_ЗАДАНИЕ A_.
Перепишите из исходного фрагмента текст между словами «Дюмон не придумывает» и «как завещал оракул.», включая их.
_ЗАДАНИЕ B_.
Выпишите из исходного фрагмента все названия фильмов в кавычках-ёлочках в той форме, в какой они там стоят.

_ИСХОДНЫЙ ФРАГМЕНТ_.

================================

Дюмон не придумывает ничего сверхъестественного, чтобы описать райские плоды свободы от «добра» и «зла», напротив, все супернатурально: вкушать невинные радости, назначенные человеку от природы и тем самым «познать себя», как завещал оракул.
Сладкая сила этого земного предназначения такова, что сами колонизаторы, демоны и рыцари света не в силах ей сопротивляться. Их земные оболочки то и дело улетают в сугубо земной космос. Враждующие космоцифры под властью оккупированного тела с его простыми желаниями радостно совокупляются на лужайке, договорившись на время побыть просто мужчиной и женщиной. Узурпированные тела землян не знают, что они джедаи и темные маги, у них своя сила, своя первобытная правда, и потому инопланетный демон с прибором оприходует деву света, нуль — единицу к глубокому взаимному удовлетворению.
В «Империи» он наблюдает как рушится порочный, ничуть не мистический союз «телесного» и «небесного»
Рядом бабушка баюкает внучка — наследника князя тьмы. Небольшой дозор темного ордена, рекрутированный из соседей, объезжает округу на битюгах, знакомых по конной хореографии «Жанны» Дюмона. Князь тьмы вербует новую красотку, вылитую Изабель Аджани времен «Убийственного лета». Как можно сразу догадаться, добро и зло между собой почти неотличимы, за исключением риторики, поскольку все они на этой планете — люди, и в другом виде на планете не встречаются.
Маленькие межзвездные интермедии неотразимо разыгрывают полицейские Карпантье и Ван дер Вейден, тезка живописца северного возрождения Рогира ван дер Вейдена. Их можно было бы принять за резонеров из классический комедии, но один не способен сказать ничего путного, а другой вовсе не в состоянии говорить и дарит нас красноречивым тиком.

================================

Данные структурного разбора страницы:
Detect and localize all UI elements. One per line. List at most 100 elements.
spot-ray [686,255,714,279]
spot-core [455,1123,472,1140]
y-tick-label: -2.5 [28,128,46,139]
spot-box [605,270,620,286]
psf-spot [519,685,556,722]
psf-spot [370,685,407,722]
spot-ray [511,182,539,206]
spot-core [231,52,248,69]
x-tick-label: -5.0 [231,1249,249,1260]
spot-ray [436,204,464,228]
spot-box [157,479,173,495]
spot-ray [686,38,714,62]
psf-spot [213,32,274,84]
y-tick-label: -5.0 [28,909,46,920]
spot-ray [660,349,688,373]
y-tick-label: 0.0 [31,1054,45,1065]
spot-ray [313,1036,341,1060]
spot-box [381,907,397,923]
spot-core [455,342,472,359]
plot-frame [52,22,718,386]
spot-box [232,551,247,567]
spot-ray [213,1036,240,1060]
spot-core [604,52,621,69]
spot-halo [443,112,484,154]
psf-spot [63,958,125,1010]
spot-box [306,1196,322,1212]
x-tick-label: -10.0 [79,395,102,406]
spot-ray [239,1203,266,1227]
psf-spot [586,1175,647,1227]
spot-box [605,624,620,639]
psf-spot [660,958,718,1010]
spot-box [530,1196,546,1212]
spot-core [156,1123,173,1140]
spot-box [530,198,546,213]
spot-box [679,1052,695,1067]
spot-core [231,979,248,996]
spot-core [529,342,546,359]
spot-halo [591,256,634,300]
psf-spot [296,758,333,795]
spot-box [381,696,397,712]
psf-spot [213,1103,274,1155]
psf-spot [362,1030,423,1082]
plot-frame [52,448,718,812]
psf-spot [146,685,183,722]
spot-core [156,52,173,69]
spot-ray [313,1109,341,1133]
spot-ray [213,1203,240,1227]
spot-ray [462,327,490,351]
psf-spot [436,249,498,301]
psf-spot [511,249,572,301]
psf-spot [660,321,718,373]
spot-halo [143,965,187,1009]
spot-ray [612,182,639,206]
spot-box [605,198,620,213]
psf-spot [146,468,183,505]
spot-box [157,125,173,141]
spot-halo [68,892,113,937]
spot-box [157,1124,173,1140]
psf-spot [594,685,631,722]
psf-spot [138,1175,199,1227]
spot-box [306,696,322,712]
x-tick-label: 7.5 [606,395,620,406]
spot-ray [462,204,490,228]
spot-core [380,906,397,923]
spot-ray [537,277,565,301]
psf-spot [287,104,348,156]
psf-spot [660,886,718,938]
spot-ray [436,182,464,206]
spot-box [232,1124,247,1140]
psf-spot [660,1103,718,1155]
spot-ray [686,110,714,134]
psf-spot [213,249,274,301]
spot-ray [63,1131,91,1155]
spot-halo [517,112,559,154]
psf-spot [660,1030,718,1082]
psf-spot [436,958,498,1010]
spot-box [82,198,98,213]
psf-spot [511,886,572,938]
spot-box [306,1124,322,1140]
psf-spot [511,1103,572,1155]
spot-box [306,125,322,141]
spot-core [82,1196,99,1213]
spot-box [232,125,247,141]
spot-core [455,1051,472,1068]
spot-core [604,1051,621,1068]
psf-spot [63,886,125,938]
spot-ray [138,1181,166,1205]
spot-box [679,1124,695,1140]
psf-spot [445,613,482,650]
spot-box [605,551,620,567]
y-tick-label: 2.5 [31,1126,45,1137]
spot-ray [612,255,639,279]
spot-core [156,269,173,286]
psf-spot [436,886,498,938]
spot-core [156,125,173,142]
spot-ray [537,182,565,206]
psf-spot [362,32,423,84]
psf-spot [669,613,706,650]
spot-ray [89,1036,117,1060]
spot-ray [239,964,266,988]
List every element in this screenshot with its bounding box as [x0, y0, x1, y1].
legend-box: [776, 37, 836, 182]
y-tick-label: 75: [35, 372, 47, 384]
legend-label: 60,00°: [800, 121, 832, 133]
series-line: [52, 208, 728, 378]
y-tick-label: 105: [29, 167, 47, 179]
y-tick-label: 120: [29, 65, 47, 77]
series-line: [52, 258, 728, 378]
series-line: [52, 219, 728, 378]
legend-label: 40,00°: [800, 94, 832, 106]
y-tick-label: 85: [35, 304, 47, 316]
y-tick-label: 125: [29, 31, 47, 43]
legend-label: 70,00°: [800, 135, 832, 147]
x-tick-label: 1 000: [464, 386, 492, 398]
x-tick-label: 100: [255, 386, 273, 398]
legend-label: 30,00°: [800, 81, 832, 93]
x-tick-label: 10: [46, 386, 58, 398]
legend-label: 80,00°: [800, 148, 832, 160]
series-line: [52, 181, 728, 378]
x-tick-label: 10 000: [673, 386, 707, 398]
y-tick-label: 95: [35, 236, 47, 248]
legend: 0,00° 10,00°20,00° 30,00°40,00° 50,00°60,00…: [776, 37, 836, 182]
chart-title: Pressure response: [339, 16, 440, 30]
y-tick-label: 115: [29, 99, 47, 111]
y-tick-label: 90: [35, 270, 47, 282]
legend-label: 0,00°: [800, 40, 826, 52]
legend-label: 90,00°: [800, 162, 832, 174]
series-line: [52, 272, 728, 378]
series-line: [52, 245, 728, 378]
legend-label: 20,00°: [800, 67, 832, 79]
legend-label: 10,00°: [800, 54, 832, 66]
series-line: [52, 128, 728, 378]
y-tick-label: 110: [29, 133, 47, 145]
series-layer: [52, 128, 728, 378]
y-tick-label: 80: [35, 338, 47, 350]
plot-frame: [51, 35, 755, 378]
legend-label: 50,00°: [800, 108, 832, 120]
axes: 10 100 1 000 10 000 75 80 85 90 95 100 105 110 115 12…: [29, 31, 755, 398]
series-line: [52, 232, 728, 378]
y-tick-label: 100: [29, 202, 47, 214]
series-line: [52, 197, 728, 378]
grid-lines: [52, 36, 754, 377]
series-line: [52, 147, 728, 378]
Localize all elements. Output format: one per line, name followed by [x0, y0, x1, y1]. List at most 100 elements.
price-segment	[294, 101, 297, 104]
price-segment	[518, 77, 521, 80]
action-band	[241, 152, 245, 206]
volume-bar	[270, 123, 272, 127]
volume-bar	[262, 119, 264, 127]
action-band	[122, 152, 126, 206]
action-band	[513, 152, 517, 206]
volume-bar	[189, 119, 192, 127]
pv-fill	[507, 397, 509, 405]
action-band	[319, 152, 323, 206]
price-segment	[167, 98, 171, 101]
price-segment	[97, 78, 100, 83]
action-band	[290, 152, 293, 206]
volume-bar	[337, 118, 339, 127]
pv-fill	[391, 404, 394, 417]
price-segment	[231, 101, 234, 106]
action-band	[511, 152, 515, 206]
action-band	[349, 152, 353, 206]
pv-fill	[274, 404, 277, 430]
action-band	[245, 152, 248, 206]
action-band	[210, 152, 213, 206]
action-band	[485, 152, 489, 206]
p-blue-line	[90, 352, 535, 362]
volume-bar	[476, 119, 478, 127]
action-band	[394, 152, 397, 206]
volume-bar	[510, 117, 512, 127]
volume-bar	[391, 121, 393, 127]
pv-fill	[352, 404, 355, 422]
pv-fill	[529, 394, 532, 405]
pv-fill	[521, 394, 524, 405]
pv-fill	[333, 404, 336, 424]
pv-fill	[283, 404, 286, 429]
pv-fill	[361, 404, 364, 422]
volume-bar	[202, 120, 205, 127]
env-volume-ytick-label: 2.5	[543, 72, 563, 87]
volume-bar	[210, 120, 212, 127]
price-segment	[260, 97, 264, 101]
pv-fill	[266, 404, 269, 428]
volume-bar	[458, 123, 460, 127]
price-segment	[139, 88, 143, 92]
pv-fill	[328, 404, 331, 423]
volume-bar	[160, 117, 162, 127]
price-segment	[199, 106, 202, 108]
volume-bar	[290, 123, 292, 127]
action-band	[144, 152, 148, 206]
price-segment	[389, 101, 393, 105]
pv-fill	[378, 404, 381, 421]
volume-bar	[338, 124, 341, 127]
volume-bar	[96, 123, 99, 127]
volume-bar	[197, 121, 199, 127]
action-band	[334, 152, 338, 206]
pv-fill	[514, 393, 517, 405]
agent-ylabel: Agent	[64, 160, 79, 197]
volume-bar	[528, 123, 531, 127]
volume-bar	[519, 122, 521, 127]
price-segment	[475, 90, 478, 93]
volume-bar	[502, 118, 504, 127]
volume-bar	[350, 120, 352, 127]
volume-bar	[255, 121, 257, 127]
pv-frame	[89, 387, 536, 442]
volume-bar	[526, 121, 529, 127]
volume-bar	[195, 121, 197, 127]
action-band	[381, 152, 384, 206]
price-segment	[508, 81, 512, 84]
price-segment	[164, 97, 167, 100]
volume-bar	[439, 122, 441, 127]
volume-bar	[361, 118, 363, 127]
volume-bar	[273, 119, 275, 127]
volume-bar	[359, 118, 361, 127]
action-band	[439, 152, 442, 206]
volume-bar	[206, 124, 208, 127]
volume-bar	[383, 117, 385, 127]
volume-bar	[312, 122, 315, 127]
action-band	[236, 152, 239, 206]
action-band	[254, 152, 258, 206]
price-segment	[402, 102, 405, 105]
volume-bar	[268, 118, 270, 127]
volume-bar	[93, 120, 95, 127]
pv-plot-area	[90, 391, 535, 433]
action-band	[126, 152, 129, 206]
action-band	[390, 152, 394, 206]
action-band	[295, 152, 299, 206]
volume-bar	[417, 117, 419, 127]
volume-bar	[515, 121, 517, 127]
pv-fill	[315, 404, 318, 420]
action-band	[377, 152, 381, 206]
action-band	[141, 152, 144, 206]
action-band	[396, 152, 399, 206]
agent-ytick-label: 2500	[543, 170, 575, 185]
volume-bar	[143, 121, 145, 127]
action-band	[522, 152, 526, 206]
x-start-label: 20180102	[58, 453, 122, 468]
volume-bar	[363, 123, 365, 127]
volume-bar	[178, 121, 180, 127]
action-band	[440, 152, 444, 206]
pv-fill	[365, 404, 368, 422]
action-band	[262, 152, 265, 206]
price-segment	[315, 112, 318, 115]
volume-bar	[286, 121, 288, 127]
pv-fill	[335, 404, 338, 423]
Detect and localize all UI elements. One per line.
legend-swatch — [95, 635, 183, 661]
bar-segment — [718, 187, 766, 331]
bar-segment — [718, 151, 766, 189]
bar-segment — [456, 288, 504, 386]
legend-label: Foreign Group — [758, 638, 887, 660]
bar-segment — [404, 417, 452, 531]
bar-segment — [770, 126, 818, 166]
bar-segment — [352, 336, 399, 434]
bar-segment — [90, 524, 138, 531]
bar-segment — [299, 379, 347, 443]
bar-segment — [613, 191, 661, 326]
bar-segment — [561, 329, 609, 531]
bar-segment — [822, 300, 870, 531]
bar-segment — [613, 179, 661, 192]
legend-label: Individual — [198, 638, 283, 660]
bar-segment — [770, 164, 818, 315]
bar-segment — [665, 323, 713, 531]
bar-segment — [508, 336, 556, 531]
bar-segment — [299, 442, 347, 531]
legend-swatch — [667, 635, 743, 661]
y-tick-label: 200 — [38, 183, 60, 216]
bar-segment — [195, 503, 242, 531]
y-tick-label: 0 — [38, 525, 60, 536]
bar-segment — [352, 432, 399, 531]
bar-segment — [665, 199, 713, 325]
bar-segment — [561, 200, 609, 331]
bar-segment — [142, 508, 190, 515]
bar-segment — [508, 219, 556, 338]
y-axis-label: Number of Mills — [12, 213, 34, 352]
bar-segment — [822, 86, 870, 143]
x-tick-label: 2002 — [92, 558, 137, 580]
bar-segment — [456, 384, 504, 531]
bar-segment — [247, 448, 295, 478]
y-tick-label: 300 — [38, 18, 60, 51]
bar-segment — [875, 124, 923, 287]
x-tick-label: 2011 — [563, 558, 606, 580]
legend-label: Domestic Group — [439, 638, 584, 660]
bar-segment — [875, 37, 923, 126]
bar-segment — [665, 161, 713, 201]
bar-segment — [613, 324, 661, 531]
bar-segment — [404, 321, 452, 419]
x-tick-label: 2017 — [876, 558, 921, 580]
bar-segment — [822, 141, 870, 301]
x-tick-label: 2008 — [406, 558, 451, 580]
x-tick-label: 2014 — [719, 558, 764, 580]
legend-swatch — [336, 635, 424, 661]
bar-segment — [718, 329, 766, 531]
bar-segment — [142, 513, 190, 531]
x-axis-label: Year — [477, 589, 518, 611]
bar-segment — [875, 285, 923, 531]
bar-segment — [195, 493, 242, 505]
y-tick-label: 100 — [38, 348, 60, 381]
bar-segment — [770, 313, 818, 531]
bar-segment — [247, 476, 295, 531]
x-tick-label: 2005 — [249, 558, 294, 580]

================================

_ВАШЕ РЕШЕНИЕ A_.
Дюмон не придумывает ничего сверхъестественного, чтобы описать райские плоды свободы от «добра» и «зла», напротив, все супернатурально: вкушать невинные радости, назначенные человеку от природы и тем самым «познать себя», как завещал оракул.

_ВАШЕ РЕШЕНИЕ B_.
«Империи», «Жанны», «Убийственного лета»